▸ WRITTEN REQUEST: Determine the number of lines that contain the word "selecteren", then state that number and nothing more.

▸ RECORDS SUPPLIED:
——————————
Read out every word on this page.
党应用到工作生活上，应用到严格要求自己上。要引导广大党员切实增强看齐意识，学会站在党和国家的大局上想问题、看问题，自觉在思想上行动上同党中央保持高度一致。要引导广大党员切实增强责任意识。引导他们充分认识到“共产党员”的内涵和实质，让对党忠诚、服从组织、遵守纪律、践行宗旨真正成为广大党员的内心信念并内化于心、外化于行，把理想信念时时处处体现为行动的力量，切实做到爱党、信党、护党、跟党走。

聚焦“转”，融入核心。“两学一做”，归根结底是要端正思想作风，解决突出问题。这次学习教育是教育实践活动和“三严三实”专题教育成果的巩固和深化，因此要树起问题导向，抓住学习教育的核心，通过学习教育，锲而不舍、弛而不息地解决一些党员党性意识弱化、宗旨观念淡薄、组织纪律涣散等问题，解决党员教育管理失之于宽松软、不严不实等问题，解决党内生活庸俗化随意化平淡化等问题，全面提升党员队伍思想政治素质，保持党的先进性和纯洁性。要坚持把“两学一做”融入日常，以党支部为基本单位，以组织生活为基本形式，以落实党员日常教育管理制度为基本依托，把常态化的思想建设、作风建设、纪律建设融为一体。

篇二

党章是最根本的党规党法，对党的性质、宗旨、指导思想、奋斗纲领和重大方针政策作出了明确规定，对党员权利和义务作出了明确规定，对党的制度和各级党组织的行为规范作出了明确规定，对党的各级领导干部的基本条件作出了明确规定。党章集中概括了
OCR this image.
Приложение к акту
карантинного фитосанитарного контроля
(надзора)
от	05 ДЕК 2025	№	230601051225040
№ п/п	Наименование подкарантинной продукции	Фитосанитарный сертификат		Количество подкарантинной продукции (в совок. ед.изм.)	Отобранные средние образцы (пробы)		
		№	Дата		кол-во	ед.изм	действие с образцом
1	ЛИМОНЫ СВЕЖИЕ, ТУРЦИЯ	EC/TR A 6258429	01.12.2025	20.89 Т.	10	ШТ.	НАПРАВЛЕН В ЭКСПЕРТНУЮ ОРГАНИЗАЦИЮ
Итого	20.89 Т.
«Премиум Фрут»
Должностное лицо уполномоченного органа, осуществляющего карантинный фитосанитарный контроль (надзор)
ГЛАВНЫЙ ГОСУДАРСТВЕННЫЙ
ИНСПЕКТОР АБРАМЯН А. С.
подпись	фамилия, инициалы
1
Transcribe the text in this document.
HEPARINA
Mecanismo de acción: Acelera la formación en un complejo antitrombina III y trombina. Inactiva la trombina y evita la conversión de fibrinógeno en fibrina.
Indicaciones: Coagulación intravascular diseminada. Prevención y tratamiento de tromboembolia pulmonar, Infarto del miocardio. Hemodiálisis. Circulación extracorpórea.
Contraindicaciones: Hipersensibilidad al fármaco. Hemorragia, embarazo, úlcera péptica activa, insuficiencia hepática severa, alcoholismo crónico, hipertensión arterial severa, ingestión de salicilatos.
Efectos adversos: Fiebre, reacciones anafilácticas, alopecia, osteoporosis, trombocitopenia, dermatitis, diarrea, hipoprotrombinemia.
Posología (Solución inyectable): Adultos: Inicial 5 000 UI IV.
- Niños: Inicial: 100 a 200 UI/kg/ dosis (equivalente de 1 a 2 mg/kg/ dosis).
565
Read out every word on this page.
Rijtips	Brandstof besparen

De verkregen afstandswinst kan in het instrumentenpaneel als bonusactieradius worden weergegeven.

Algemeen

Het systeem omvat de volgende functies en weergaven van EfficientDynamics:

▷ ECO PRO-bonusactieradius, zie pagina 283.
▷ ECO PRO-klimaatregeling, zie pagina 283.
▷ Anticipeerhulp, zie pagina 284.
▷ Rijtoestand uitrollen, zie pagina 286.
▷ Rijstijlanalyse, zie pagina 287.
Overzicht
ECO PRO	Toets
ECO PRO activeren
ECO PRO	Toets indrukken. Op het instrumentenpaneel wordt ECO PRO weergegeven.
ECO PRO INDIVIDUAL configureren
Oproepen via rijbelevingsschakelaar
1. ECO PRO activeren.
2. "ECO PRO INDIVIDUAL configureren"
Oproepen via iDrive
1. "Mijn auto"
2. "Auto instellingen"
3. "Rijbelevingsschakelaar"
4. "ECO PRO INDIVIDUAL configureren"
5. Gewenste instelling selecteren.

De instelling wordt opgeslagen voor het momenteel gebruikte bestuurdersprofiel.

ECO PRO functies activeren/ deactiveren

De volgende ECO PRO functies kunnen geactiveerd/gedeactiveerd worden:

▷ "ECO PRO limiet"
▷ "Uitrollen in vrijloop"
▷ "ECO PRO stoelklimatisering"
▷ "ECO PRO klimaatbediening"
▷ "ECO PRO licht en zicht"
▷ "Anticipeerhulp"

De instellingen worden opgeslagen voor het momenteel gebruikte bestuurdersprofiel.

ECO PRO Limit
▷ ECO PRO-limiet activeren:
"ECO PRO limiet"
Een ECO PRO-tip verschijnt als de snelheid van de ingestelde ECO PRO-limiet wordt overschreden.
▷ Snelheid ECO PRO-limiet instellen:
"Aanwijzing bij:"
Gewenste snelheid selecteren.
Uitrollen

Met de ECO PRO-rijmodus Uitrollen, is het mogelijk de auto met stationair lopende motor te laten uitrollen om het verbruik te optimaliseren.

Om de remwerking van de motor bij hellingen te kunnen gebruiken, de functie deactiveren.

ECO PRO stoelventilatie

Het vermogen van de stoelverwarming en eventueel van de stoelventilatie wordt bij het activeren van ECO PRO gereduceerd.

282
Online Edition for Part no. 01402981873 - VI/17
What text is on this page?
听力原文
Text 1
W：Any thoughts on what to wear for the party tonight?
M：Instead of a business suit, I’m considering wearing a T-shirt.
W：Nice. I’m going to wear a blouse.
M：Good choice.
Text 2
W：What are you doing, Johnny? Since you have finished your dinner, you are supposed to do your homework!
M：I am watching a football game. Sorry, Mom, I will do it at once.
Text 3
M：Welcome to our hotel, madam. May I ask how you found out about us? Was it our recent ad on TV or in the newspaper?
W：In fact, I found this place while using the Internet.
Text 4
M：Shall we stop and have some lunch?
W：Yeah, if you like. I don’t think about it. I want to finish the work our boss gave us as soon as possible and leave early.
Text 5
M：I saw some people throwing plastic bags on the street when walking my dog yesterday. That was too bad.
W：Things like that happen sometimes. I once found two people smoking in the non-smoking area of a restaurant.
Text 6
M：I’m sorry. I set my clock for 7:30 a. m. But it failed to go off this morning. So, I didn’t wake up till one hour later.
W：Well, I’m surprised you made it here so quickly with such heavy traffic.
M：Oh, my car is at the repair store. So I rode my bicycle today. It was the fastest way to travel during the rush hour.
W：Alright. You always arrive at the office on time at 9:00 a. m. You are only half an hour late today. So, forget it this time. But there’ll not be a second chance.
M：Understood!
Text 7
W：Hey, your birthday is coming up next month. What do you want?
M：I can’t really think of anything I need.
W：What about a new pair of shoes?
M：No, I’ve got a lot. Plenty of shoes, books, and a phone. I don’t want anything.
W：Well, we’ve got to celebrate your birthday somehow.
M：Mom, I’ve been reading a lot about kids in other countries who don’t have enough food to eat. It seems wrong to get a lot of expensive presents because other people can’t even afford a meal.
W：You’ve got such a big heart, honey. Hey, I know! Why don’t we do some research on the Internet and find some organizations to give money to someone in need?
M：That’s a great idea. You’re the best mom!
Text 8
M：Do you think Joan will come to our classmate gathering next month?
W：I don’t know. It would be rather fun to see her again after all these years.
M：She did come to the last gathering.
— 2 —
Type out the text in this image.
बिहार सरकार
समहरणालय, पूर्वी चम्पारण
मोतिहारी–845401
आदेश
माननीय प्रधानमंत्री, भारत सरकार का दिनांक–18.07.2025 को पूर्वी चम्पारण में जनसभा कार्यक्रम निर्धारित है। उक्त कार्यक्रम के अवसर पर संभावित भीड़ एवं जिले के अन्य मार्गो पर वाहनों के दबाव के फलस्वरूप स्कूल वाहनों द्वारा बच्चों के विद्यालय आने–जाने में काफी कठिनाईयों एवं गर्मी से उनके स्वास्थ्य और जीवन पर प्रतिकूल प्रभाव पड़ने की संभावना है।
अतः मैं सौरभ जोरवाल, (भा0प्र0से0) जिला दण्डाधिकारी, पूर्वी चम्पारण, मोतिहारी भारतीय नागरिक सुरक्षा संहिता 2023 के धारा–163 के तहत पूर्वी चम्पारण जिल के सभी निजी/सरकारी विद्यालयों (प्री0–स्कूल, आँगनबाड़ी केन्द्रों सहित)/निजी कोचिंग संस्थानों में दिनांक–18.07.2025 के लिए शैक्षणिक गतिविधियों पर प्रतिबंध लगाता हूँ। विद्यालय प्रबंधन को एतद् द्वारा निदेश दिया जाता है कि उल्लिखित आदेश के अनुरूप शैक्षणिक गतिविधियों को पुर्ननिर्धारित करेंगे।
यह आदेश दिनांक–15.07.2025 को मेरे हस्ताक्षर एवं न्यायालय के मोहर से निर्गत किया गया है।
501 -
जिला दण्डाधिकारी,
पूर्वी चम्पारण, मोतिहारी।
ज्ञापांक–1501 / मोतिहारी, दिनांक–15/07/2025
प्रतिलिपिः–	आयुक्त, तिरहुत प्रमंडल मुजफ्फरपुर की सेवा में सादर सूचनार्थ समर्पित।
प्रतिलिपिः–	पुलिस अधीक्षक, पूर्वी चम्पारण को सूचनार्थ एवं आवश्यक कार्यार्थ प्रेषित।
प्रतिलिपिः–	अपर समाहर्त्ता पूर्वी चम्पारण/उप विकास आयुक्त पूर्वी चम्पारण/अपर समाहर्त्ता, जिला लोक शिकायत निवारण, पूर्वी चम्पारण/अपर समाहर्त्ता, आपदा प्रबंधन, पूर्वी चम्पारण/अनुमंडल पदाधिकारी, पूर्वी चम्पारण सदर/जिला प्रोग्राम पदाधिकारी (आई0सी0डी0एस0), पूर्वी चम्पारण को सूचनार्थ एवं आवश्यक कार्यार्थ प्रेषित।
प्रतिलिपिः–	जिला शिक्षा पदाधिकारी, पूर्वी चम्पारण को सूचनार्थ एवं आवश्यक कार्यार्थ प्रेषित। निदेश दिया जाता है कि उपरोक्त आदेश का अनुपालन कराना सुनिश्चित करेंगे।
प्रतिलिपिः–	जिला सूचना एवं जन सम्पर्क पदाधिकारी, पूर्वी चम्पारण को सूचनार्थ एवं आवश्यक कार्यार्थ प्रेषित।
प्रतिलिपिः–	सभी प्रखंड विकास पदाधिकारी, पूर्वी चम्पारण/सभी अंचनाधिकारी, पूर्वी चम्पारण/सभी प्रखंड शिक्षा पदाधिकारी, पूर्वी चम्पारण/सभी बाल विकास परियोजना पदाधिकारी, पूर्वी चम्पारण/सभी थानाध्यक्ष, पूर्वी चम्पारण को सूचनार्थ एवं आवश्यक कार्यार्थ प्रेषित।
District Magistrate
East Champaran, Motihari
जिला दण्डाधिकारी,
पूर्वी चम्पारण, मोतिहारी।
——————————
▸ SOLUTION FOR THIS EXERCISE: 2